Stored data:
START
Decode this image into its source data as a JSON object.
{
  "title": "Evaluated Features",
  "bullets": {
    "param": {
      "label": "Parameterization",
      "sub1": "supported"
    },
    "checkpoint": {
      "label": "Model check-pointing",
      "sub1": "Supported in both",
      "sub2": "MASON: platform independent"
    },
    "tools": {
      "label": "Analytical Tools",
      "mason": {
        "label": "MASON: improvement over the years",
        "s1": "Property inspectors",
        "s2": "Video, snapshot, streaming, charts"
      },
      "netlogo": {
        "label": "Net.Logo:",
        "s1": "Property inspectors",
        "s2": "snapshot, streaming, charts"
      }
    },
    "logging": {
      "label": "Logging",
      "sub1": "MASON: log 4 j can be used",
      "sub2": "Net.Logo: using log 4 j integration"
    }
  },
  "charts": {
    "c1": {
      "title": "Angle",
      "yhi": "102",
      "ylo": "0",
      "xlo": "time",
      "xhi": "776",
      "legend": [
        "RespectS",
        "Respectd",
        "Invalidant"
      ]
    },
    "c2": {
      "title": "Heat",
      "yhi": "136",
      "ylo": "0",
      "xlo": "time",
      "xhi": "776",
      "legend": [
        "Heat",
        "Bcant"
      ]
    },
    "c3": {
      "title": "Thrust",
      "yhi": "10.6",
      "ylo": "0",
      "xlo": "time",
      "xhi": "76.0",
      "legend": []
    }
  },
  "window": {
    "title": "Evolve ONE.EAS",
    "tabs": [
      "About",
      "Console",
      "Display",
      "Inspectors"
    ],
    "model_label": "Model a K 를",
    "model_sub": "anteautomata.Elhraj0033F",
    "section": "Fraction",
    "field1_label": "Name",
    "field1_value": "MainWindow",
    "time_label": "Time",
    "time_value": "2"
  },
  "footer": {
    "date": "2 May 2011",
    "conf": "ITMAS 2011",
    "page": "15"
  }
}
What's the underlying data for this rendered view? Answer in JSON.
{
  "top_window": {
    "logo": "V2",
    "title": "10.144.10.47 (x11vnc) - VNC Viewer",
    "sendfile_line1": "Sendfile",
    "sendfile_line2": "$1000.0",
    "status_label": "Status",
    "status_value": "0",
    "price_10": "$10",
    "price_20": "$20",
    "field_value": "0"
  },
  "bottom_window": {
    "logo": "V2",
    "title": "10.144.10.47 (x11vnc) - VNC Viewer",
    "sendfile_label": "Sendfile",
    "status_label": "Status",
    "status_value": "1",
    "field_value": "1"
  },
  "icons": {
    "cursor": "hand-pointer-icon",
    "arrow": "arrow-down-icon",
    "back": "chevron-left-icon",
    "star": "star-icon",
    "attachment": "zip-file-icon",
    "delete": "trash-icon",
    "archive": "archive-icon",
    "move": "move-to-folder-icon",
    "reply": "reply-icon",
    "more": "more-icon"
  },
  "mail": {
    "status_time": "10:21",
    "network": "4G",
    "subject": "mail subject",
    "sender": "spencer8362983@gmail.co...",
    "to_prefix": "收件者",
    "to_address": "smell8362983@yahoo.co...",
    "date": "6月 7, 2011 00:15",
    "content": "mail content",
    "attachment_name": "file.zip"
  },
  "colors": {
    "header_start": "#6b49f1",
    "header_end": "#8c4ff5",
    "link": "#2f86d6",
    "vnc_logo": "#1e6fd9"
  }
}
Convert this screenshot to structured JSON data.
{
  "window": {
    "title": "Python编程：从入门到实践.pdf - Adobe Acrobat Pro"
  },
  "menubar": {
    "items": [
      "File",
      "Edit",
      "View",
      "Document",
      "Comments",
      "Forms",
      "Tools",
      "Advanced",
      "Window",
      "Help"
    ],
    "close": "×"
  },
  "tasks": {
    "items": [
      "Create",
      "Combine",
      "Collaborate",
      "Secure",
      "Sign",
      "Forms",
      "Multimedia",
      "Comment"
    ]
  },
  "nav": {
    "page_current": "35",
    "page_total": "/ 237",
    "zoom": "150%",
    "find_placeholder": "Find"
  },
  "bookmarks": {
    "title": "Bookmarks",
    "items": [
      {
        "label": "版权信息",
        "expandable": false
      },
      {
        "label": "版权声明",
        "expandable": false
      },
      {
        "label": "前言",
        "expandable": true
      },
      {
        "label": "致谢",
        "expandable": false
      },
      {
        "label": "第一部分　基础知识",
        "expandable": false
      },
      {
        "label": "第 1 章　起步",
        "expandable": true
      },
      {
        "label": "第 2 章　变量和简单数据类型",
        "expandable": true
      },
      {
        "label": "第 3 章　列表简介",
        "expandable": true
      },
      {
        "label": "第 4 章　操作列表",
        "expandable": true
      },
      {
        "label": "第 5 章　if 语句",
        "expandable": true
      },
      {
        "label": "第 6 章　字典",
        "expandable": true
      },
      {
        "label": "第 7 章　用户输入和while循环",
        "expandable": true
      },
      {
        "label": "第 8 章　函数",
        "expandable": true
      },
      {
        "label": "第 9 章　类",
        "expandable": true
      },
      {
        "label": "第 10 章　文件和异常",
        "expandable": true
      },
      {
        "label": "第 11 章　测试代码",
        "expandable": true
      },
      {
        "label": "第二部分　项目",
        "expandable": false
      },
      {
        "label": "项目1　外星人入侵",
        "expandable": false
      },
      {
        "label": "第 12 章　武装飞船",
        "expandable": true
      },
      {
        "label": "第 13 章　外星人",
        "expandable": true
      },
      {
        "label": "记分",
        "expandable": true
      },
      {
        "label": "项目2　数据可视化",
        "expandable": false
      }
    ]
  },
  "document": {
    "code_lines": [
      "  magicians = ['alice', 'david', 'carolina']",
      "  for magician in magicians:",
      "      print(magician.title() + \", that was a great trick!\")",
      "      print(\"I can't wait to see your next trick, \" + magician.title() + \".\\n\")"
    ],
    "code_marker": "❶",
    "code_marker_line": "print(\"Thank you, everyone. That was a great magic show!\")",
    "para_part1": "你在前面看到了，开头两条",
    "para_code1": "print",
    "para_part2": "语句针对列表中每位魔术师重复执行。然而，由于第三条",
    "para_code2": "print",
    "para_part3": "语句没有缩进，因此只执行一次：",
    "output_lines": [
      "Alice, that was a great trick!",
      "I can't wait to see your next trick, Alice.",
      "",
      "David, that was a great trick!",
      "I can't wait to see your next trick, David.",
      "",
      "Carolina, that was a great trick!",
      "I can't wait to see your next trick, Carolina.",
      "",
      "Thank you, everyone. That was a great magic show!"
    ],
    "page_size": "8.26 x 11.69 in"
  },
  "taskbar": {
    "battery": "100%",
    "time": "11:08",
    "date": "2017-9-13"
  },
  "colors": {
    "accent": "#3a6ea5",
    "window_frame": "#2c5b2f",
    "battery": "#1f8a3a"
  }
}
END
AIM OF THE EXERCISE:
Word for word, extract all the records.

ANSWER FOR THE TASK:
Decode this image into its source data as a JSON object.
{
  "title": "Evaluated Features",
  "bullets": {
    "param": {
      "label": "Parameterization",
      "sub1": "supported"
    },
    "checkpoint": {
      "label": "Model check-pointing",
      "sub1": "Supported in both",
      "sub2": "MASON: platform independent"
    },
    "tools": {
      "label": "Analytical Tools",
      "mason": {
        "label": "MASON: improvement over the years",
        "s1": "Property inspectors",
        "s2": "Video, snapshot, streaming, charts"
      },
      "netlogo": {
        "label": "Net.Logo:",
        "s1": "Property inspectors",
        "s2": "snapshot, streaming, charts"
      }
    },
    "logging": {
      "label": "Logging",
      "sub1": "MASON: log 4 j can be used",
      "sub2": "Net.Logo: using log 4 j integration"
    }
  },
  "charts": {
    "c1": {
      "title": "Angle",
      "yhi": "102",
      "ylo": "0",
      "xlo": "time",
      "xhi": "776",
      "legend": [
        "RespectS",
        "Respectd",
        "Invalidant"
      ]
    },
    "c2": {
      "title": "Heat",
      "yhi": "136",
      "ylo": "0",
      "xlo": "time",
      "xhi": "776",
      "legend": [
        "Heat",
        "Bcant"
      ]
    },
    "c3": {
      "title": "Thrust",
      "yhi": "10.6",
      "ylo": "0",
      "xlo": "time",
      "xhi": "76.0",
      "legend": []
    }
  },
  "window": {
    "title": "Evolve ONE.EAS",
    "tabs": [
      "About",
      "Console",
      "Display",
      "Inspectors"
    ],
    "model_label": "Model a K 를",
    "model_sub": "anteautomata.Elhraj0033F",
    "section": "Fraction",
    "field1_label": "Name",
    "field1_value": "MainWindow",
    "time_label": "Time",
    "time_value": "2"
  },
  "footer": {
    "date": "2 May 2011",
    "conf": "ITMAS 2011",
    "page": "15"
  }
}
What's the underlying data for this rendered view? Answer in JSON.
{
  "top_window": {
    "logo": "V2",
    "title": "10.144.10.47 (x11vnc) - VNC Viewer",
    "sendfile_line1": "Sendfile",
    "sendfile_line2": "$1000.0",
    "status_label": "Status",
    "status_value": "0",
    "price_10": "$10",
    "price_20": "$20",
    "field_value": "0"
  },
  "bottom_window": {
    "logo": "V2",
    "title": "10.144.10.47 (x11vnc) - VNC Viewer",
    "sendfile_label": "Sendfile",
    "status_label": "Status",
    "status_value": "1",
    "field_value": "1"
  },
  "icons": {
    "cursor": "hand-pointer-icon",
    "arrow": "arrow-down-icon",
    "back": "chevron-left-icon",
    "star": "star-icon",
    "attachment": "zip-file-icon",
    "delete": "trash-icon",
    "archive": "archive-icon",
    "move": "move-to-folder-icon",
    "reply": "reply-icon",
    "more": "more-icon"
  },
  "mail": {
    "status_time": "10:21",
    "network": "4G",
    "subject": "mail subject",
    "sender": "spencer8362983@gmail.co...",
    "to_prefix": "收件者",
    "to_address": "smell8362983@yahoo.co...",
    "date": "6月 7, 2011 00:15",
    "content": "mail content",
    "attachment_name": "file.zip"
  },
  "colors": {
    "header_start": "#6b49f1",
    "header_end": "#8c4ff5",
    "link": "#2f86d6",
    "vnc_logo": "#1e6fd9"
  }
}
Convert this screenshot to structured JSON data.
{
  "window": {
    "title": "Python编程：从入门到实践.pdf - Adobe Acrobat Pro"
  },
  "menubar": {
    "items": [
      "File",
      "Edit",
      "View",
      "Document",
      "Comments",
      "Forms",
      "Tools",
      "Advanced",
      "Window",
      "Help"
    ],
    "close": "×"
  },
  "tasks": {
    "items": [
      "Create",
      "Combine",
      "Collaborate",
      "Secure",
      "Sign",
      "Forms",
      "Multimedia",
      "Comment"
    ]
  },
  "nav": {
    "page_current": "35",
    "page_total": "/ 237",
    "zoom": "150%",
    "find_placeholder": "Find"
  },
  "bookmarks": {
    "title": "Bookmarks",
    "items": [
      {
        "label": "版权信息",
        "expandable": false
      },
      {
        "label": "版权声明",
        "expandable": false
      },
      {
        "label": "前言",
        "expandable": true
      },
      {
        "label": "致谢",
        "expandable": false
      },
      {
        "label": "第一部分　基础知识",
        "expandable": false
      },
      {
        "label": "第 1 章　起步",
        "expandable": true
      },
      {
        "label": "第 2 章　变量和简单数据类型",
        "expandable": true
      },
      {
        "label": "第 3 章　列表简介",
        "expandable": true
      },
      {
        "label": "第 4 章　操作列表",
        "expandable": true
      },
      {
        "label": "第 5 章　if 语句",
        "expandable": true
      },
      {
        "label": "第 6 章　字典",
        "expandable": true
      },
      {
        "label": "第 7 章　用户输入和while循环",
        "expandable": true
      },
      {
        "label": "第 8 章　函数",
        "expandable": true
      },
      {
        "label": "第 9 章　类",
        "expandable": true
      },
      {
        "label": "第 10 章　文件和异常",
        "expandable": true
      },
      {
        "label": "第 11 章　测试代码",
        "expandable": true
      },
      {
        "label": "第二部分　项目",
        "expandable": false
      },
      {
        "label": "项目1　外星人入侵",
        "expandable": false
      },
      {
        "label": "第 12 章　武装飞船",
        "expandable": true
      },
      {
        "label": "第 13 章　外星人",
        "expandable": true
      },
      {
        "label": "记分",
        "expandable": true
      },
      {
        "label": "项目2　数据可视化",
        "expandable": false
      }
    ]
  },
  "document": {
    "code_lines": [
      "  magicians = ['alice', 'david', 'carolina']",
      "  for magician in magicians:",
      "      print(magician.title() + \", that was a great trick!\")",
      "      print(\"I can't wait to see your next trick, \" + magician.title() + \".\\n\")"
    ],
    "code_marker": "❶",
    "code_marker_line": "print(\"Thank you, everyone. That was a great magic show!\")",
    "para_part1": "你在前面看到了，开头两条",
    "para_code1": "print",
    "para_part2": "语句针对列表中每位魔术师重复执行。然而，由于第三条",
    "para_code2": "print",
    "para_part3": "语句没有缩进，因此只执行一次：",
    "output_lines": [
      "Alice, that was a great trick!",
      "I can't wait to see your next trick, Alice.",
      "",
      "David, that was a great trick!",
      "I can't wait to see your next trick, David.",
      "",
      "Carolina, that was a great trick!",
      "I can't wait to see your next trick, Carolina.",
      "",
      "Thank you, everyone. That was a great magic show!"
    ],
    "page_size": "8.26 x 11.69 in"
  },
  "taskbar": {
    "battery": "100%",
    "time": "11:08",
    "date": "2017-9-13"
  },
  "colors": {
    "accent": "#3a6ea5",
    "window_frame": "#2c5b2f",
    "battery": "#1f8a3a"
  }
}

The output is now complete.